▶ Your objective
Take every line from the material that has the word "ЖЕЛЕЗОБЕТОННЫЕ" in it.

--*--

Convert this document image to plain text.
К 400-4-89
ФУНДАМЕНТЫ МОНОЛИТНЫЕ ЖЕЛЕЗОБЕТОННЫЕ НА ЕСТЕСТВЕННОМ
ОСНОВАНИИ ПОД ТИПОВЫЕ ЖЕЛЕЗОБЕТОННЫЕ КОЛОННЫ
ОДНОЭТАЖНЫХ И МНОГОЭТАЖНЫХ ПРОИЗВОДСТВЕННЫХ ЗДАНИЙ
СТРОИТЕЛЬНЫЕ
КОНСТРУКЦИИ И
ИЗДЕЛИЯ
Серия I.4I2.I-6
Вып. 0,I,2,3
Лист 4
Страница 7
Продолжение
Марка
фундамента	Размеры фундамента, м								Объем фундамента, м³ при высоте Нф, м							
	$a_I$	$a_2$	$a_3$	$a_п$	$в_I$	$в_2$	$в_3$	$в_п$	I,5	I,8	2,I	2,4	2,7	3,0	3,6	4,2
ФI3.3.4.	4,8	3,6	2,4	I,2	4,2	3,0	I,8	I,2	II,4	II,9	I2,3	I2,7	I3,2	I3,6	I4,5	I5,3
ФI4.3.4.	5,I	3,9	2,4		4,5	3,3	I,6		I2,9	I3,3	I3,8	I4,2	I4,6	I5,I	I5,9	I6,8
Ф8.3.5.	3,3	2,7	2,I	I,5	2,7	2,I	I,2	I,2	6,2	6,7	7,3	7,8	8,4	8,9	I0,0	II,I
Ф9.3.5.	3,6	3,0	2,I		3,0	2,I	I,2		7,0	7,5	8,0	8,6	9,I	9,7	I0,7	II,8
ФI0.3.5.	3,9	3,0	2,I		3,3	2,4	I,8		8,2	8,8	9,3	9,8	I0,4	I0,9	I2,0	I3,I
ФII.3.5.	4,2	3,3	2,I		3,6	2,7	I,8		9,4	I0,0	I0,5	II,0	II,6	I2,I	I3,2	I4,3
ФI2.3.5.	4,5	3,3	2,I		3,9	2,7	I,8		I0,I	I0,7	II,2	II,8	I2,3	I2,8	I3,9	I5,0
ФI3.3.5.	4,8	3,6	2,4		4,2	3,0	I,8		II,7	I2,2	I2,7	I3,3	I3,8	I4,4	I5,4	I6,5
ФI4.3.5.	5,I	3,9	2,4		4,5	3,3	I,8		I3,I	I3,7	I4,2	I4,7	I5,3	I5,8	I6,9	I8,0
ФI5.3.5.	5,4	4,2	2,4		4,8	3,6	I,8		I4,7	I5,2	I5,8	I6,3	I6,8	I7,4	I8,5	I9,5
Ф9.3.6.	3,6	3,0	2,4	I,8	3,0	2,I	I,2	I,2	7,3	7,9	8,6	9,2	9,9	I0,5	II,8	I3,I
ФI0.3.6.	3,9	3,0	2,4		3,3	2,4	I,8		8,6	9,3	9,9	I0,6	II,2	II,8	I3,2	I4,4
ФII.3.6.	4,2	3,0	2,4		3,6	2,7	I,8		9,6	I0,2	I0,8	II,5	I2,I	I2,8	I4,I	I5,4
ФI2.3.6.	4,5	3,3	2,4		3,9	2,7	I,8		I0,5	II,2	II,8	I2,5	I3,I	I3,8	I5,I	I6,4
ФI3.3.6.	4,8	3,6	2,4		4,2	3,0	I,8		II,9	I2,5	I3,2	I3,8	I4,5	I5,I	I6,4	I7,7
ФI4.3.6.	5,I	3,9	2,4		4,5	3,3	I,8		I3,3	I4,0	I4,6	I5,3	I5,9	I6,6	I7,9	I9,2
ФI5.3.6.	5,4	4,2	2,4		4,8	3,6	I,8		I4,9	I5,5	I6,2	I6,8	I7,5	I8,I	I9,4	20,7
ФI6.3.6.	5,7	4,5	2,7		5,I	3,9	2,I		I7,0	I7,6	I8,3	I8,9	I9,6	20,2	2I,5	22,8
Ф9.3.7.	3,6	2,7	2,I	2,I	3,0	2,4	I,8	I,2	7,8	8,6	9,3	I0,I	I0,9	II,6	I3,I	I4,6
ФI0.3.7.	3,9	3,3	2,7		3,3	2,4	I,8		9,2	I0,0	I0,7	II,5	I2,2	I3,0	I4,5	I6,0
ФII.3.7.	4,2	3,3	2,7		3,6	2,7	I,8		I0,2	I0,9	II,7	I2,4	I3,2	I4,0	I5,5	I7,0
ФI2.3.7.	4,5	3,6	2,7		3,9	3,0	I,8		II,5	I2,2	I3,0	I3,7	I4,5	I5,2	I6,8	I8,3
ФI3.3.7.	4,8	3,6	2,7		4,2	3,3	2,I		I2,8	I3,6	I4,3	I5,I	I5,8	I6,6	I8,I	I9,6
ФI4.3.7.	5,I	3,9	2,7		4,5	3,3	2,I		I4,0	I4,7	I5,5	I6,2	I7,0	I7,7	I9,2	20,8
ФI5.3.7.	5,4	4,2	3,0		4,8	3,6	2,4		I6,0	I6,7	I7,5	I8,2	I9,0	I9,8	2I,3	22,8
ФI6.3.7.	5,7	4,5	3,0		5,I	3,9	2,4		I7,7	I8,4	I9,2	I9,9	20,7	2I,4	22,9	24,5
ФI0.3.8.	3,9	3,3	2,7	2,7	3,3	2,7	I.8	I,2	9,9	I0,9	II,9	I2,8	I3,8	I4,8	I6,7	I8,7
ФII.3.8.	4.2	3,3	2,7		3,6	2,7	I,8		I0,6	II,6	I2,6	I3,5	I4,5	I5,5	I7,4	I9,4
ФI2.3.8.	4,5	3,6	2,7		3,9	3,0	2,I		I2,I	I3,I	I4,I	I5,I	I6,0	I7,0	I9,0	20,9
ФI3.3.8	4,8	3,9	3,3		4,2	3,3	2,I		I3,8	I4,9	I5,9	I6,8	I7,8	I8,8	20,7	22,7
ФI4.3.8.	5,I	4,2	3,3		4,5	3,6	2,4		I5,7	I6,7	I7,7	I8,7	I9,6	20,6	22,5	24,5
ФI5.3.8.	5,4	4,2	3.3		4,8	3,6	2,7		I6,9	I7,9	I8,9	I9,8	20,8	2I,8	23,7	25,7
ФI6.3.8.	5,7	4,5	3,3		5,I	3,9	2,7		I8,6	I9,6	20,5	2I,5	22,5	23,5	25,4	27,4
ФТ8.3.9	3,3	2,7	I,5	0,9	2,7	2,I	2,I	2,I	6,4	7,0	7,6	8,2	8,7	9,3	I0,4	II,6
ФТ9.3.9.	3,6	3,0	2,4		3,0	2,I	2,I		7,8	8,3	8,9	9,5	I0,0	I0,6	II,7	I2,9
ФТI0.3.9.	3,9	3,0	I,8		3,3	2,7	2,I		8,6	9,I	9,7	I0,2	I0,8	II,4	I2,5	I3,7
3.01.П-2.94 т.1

--*--

▶ Response
ФУНДАМЕНТЫ МОНОЛИТНЫЕ ЖЕЛЕЗОБЕТОННЫЕ НА ЕСТЕСТВЕННОМ
ОСНОВАНИИ ПОД ТИПОВЫЕ ЖЕЛЕЗОБЕТОННЫЕ КОЛОННЫ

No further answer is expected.